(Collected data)
========================================================================

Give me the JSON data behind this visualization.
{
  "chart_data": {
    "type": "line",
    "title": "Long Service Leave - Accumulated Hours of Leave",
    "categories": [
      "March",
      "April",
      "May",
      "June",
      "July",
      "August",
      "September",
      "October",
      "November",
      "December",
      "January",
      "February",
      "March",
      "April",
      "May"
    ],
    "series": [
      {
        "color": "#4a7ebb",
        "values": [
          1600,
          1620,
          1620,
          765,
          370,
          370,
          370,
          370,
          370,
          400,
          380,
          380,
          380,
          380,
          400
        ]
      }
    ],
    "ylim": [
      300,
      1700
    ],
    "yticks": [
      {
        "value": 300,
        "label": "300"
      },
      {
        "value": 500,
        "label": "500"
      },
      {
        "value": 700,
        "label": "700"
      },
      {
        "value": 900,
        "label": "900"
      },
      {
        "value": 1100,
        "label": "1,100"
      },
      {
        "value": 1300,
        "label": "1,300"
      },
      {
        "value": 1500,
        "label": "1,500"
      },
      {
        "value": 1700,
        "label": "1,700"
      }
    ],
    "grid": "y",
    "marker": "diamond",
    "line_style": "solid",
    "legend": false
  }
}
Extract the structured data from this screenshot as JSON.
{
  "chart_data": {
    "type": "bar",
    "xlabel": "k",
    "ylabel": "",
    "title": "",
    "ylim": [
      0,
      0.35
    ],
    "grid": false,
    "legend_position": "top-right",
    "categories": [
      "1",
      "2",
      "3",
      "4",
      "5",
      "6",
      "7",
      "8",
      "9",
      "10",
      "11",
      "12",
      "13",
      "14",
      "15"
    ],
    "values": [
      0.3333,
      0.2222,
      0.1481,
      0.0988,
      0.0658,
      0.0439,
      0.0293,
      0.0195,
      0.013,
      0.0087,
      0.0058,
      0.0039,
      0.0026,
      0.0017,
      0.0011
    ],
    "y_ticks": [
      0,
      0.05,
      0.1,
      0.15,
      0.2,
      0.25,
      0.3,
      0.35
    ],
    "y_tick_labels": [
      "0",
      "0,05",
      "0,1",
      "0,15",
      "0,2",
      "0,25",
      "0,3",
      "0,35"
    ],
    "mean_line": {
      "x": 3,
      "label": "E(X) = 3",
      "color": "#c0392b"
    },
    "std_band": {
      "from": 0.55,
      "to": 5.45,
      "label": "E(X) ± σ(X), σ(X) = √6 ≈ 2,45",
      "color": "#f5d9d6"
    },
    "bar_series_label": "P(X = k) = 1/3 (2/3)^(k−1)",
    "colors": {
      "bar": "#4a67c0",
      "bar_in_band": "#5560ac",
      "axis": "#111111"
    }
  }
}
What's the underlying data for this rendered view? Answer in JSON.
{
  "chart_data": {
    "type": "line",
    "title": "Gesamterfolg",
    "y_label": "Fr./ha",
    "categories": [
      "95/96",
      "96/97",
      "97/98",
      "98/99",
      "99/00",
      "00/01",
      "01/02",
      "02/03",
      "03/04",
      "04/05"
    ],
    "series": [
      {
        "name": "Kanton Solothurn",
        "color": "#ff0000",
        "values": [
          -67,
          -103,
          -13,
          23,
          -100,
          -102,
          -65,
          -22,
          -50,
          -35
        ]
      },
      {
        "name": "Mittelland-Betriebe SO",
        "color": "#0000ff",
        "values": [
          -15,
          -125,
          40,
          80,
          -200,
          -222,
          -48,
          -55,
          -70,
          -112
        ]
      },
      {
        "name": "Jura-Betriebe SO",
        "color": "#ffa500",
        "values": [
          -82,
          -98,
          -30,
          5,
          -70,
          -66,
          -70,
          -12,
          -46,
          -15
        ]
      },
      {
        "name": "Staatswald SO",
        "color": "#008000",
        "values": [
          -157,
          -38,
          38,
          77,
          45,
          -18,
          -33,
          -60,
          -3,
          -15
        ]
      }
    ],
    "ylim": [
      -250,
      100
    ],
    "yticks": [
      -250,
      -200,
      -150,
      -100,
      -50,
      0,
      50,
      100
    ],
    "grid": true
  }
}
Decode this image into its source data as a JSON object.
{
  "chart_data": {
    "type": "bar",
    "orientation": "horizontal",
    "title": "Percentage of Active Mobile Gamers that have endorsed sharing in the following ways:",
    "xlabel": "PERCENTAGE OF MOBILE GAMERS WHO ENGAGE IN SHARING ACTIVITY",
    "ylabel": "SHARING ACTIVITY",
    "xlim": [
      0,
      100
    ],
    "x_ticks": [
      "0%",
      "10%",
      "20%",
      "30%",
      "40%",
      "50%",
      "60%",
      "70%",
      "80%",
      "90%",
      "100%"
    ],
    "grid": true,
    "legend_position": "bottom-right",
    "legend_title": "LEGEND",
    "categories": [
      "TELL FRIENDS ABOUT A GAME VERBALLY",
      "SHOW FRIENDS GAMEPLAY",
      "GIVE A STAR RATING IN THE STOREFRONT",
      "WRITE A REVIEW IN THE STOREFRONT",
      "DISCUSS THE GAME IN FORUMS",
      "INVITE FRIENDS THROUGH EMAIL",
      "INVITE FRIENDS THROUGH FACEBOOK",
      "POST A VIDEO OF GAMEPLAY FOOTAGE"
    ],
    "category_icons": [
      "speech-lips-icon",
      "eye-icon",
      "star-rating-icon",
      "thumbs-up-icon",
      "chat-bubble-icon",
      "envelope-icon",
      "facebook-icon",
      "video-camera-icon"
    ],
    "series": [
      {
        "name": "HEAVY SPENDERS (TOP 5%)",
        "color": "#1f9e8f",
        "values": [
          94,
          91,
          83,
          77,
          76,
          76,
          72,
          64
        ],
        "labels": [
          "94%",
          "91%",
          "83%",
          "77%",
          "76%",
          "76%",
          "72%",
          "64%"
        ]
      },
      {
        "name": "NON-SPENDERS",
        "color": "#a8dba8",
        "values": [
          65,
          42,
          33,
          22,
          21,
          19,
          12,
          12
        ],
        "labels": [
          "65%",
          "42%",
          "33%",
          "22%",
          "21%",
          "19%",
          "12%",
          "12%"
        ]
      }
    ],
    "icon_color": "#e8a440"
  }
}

========================================================================

Aim →
Retype the listing. Match it exactly.

Solved exercise →
Give me the JSON data behind this visualization.
{
  "chart_data": {
    "type": "line",
    "title": "Long Service Leave - Accumulated Hours of Leave",
    "categories": [
      "March",
      "April",
      "May",
      "June",
      "July",
      "August",
      "September",
      "October",
      "November",
      "December",
      "January",
      "February",
      "March",
      "April",
      "May"
    ],
    "series": [
      {
        "color": "#4a7ebb",
        "values": [
          1600,
          1620,
          1620,
          765,
          370,
          370,
          370,
          370,
          370,
          400,
          380,
          380,
          380,
          380,
          400
        ]
      }
    ],
    "ylim": [
      300,
      1700
    ],
    "yticks": [
      {
        "value": 300,
        "label": "300"
      },
      {
        "value": 500,
        "label": "500"
      },
      {
        "value": 700,
        "label": "700"
      },
      {
        "value": 900,
        "label": "900"
      },
      {
        "value": 1100,
        "label": "1,100"
      },
      {
        "value": 1300,
        "label": "1,300"
      },
      {
        "value": 1500,
        "label": "1,500"
      },
      {
        "value": 1700,
        "label": "1,700"
      }
    ],
    "grid": "y",
    "marker": "diamond",
    "line_style": "solid",
    "legend": false
  }
}
Extract the structured data from this screenshot as JSON.
{
  "chart_data": {
    "type": "bar",
    "xlabel": "k",
    "ylabel": "",
    "title": "",
    "ylim": [
      0,
      0.35
    ],
    "grid": false,
    "legend_position": "top-right",
    "categories": [
      "1",
      "2",
      "3",
      "4",
      "5",
      "6",
      "7",
      "8",
      "9",
      "10",
      "11",
      "12",
      "13",
      "14",
      "15"
    ],
    "values": [
      0.3333,
      0.2222,
      0.1481,
      0.0988,
      0.0658,
      0.0439,
      0.0293,
      0.0195,
      0.013,
      0.0087,
      0.0058,
      0.0039,
      0.0026,
      0.0017,
      0.0011
    ],
    "y_ticks": [
      0,
      0.05,
      0.1,
      0.15,
      0.2,
      0.25,
      0.3,
      0.35
    ],
    "y_tick_labels": [
      "0",
      "0,05",
      "0,1",
      "0,15",
      "0,2",
      "0,25",
      "0,3",
      "0,35"
    ],
    "mean_line": {
      "x": 3,
      "label": "E(X) = 3",
      "color": "#c0392b"
    },
    "std_band": {
      "from": 0.55,
      "to": 5.45,
      "label": "E(X) ± σ(X), σ(X) = √6 ≈ 2,45",
      "color": "#f5d9d6"
    },
    "bar_series_label": "P(X = k) = 1/3 (2/3)^(k−1)",
    "colors": {
      "bar": "#4a67c0",
      "bar_in_band": "#5560ac",
      "axis": "#111111"
    }
  }
}
What's the underlying data for this rendered view? Answer in JSON.
{
  "chart_data": {
    "type": "line",
    "title": "Gesamterfolg",
    "y_label": "Fr./ha",
    "categories": [
      "95/96",
      "96/97",
      "97/98",
      "98/99",
      "99/00",
      "00/01",
      "01/02",
      "02/03",
      "03/04",
      "04/05"
    ],
    "series": [
      {
        "name": "Kanton Solothurn",
        "color": "#ff0000",
        "values": [
          -67,
          -103,
          -13,
          23,
          -100,
          -102,
          -65,
          -22,
          -50,
          -35
        ]
      },
      {
        "name": "Mittelland-Betriebe SO",
        "color": "#0000ff",
        "values": [
          -15,
          -125,
          40,
          80,
          -200,
          -222,
          -48,
          -55,
          -70,
          -112
        ]
      },
      {
        "name": "Jura-Betriebe SO",
        "color": "#ffa500",
        "values": [
          -82,
          -98,
          -30,
          5,
          -70,
          -66,
          -70,
          -12,
          -46,
          -15
        ]
      },
      {
        "name": "Staatswald SO",
        "color": "#008000",
        "values": [
          -157,
          -38,
          38,
          77,
          45,
          -18,
          -33,
          -60,
          -3,
          -15
        ]
      }
    ],
    "ylim": [
      -250,
      100
    ],
    "yticks": [
      -250,
      -200,
      -150,
      -100,
      -50,
      0,
      50,
      100
    ],
    "grid": true
  }
}
Decode this image into its source data as a JSON object.
{
  "chart_data": {
    "type": "bar",
    "orientation": "horizontal",
    "title": "Percentage of Active Mobile Gamers that have endorsed sharing in the following ways:",
    "xlabel": "PERCENTAGE OF MOBILE GAMERS WHO ENGAGE IN SHARING ACTIVITY",
    "ylabel": "SHARING ACTIVITY",
    "xlim": [
      0,
      100
    ],
    "x_ticks": [
      "0%",
      "10%",
      "20%",
      "30%",
      "40%",
      "50%",
      "60%",
      "70%",
      "80%",
      "90%",
      "100%"
    ],
    "grid": true,
    "legend_position": "bottom-right",
    "legend_title": "LEGEND",
    "categories": [
      "TELL FRIENDS ABOUT A GAME VERBALLY",
      "SHOW FRIENDS GAMEPLAY",
      "GIVE A STAR RATING IN THE STOREFRONT",
      "WRITE A REVIEW IN THE STOREFRONT",
      "DISCUSS THE GAME IN FORUMS",
      "INVITE FRIENDS THROUGH EMAIL",
      "INVITE FRIENDS THROUGH FACEBOOK",
      "POST A VIDEO OF GAMEPLAY FOOTAGE"
    ],
    "category_icons": [
      "speech-lips-icon",
      "eye-icon",
      "star-rating-icon",
      "thumbs-up-icon",
      "chat-bubble-icon",
      "envelope-icon",
      "facebook-icon",
      "video-camera-icon"
    ],
    "series": [
      {
        "name": "HEAVY SPENDERS (TOP 5%)",
        "color": "#1f9e8f",
        "values": [
          94,
          91,
          83,
          77,
          76,
          76,
          72,
          64
        ],
        "labels": [
          "94%",
          "91%",
          "83%",
          "77%",
          "76%",
          "76%",
          "72%",
          "64%"
        ]
      },
      {
        "name": "NON-SPENDERS",
        "color": "#a8dba8",
        "values": [
          65,
          42,
          33,
          22,
          21,
          19,
          12,
          12
        ],
        "labels": [
          "65%",
          "42%",
          "33%",
          "22%",
          "21%",
          "19%",
          "12%",
          "12%"
        ]
      }
    ],
    "icon_color": "#e8a440"
  }
}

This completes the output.